◆ Task to complete: State the count of lines below in which the word "domestic" appears, and add nothing.

◆ Dataset content:
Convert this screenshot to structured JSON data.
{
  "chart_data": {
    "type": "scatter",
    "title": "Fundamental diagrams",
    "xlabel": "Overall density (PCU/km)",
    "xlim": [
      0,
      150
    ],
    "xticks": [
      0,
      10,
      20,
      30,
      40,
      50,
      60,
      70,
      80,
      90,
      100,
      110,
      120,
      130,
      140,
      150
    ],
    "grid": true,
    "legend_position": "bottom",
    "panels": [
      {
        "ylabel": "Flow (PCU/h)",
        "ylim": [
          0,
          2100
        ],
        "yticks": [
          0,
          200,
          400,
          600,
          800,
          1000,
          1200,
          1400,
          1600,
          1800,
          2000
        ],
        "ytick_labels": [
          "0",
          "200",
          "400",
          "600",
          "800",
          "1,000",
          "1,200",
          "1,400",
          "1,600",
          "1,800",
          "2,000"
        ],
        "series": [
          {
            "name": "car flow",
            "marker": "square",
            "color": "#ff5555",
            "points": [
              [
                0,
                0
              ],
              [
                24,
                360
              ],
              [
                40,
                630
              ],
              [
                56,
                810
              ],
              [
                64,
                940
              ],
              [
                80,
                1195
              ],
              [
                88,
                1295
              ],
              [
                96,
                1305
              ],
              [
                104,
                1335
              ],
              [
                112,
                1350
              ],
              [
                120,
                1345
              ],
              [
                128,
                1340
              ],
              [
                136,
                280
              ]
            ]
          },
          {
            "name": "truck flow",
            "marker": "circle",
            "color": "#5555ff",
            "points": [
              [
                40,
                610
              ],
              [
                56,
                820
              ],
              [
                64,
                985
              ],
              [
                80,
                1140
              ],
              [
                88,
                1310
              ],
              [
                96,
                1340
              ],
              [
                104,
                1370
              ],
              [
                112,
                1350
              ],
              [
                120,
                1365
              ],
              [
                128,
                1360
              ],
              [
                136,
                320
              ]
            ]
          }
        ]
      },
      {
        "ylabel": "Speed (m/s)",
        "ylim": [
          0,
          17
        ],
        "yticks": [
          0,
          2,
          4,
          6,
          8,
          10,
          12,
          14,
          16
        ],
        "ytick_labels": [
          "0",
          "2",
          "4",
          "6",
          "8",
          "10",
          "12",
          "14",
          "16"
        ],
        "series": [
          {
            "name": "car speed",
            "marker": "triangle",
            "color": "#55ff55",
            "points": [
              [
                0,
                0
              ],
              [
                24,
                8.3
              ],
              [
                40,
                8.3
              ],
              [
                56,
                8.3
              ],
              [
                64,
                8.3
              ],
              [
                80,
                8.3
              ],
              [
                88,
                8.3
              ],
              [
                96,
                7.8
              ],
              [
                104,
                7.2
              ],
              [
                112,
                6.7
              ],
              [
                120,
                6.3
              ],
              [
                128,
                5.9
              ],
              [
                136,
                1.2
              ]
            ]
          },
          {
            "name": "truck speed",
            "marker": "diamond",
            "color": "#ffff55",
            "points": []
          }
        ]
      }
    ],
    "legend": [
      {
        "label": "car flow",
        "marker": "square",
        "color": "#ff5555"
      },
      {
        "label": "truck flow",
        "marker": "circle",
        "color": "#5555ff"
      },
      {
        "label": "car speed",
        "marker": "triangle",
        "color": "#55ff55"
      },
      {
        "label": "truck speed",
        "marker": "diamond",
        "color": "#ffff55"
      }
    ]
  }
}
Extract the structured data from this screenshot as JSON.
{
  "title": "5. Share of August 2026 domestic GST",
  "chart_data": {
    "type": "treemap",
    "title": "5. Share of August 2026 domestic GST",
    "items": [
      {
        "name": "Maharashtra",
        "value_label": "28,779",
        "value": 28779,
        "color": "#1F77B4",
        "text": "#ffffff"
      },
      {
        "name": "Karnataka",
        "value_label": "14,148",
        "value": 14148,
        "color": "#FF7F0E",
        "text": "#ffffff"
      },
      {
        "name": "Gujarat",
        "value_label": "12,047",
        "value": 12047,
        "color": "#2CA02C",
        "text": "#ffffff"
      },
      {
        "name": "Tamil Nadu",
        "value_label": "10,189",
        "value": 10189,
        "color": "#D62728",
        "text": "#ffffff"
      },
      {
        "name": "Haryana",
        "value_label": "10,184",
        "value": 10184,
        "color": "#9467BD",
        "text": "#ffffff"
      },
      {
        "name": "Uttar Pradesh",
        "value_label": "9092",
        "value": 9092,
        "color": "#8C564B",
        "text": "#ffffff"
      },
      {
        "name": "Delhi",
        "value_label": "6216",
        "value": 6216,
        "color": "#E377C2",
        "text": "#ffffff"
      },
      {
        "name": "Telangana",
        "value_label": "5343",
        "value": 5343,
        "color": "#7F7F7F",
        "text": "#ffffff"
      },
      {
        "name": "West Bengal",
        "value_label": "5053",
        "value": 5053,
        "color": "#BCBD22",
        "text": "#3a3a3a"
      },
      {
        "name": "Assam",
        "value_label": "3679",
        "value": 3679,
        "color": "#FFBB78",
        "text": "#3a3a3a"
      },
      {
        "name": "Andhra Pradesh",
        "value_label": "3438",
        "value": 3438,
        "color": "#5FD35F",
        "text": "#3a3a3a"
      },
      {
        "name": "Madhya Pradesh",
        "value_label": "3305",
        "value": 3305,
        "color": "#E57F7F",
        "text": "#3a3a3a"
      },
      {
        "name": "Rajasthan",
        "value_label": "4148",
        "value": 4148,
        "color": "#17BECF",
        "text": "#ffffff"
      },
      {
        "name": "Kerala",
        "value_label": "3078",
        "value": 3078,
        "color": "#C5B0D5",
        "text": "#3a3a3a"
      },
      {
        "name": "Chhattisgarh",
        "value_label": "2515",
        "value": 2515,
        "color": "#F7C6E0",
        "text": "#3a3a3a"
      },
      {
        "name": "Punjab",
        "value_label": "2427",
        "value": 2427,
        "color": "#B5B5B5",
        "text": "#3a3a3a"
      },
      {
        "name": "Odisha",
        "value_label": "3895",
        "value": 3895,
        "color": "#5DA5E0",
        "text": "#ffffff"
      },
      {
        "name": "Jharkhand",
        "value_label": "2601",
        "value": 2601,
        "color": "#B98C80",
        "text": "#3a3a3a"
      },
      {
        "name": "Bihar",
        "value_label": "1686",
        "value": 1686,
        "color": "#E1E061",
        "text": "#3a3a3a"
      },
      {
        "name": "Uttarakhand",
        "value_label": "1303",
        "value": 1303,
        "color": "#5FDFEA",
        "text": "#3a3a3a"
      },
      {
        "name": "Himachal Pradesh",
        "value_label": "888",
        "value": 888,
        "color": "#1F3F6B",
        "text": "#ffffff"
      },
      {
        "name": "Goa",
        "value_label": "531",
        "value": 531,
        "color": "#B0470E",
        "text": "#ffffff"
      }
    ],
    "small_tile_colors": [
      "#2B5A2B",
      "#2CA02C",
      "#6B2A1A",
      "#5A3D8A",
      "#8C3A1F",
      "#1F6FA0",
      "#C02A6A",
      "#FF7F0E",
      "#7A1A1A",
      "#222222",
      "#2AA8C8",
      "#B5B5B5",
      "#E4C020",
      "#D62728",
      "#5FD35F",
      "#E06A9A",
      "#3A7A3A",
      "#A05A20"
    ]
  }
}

◆ Worked solution: 2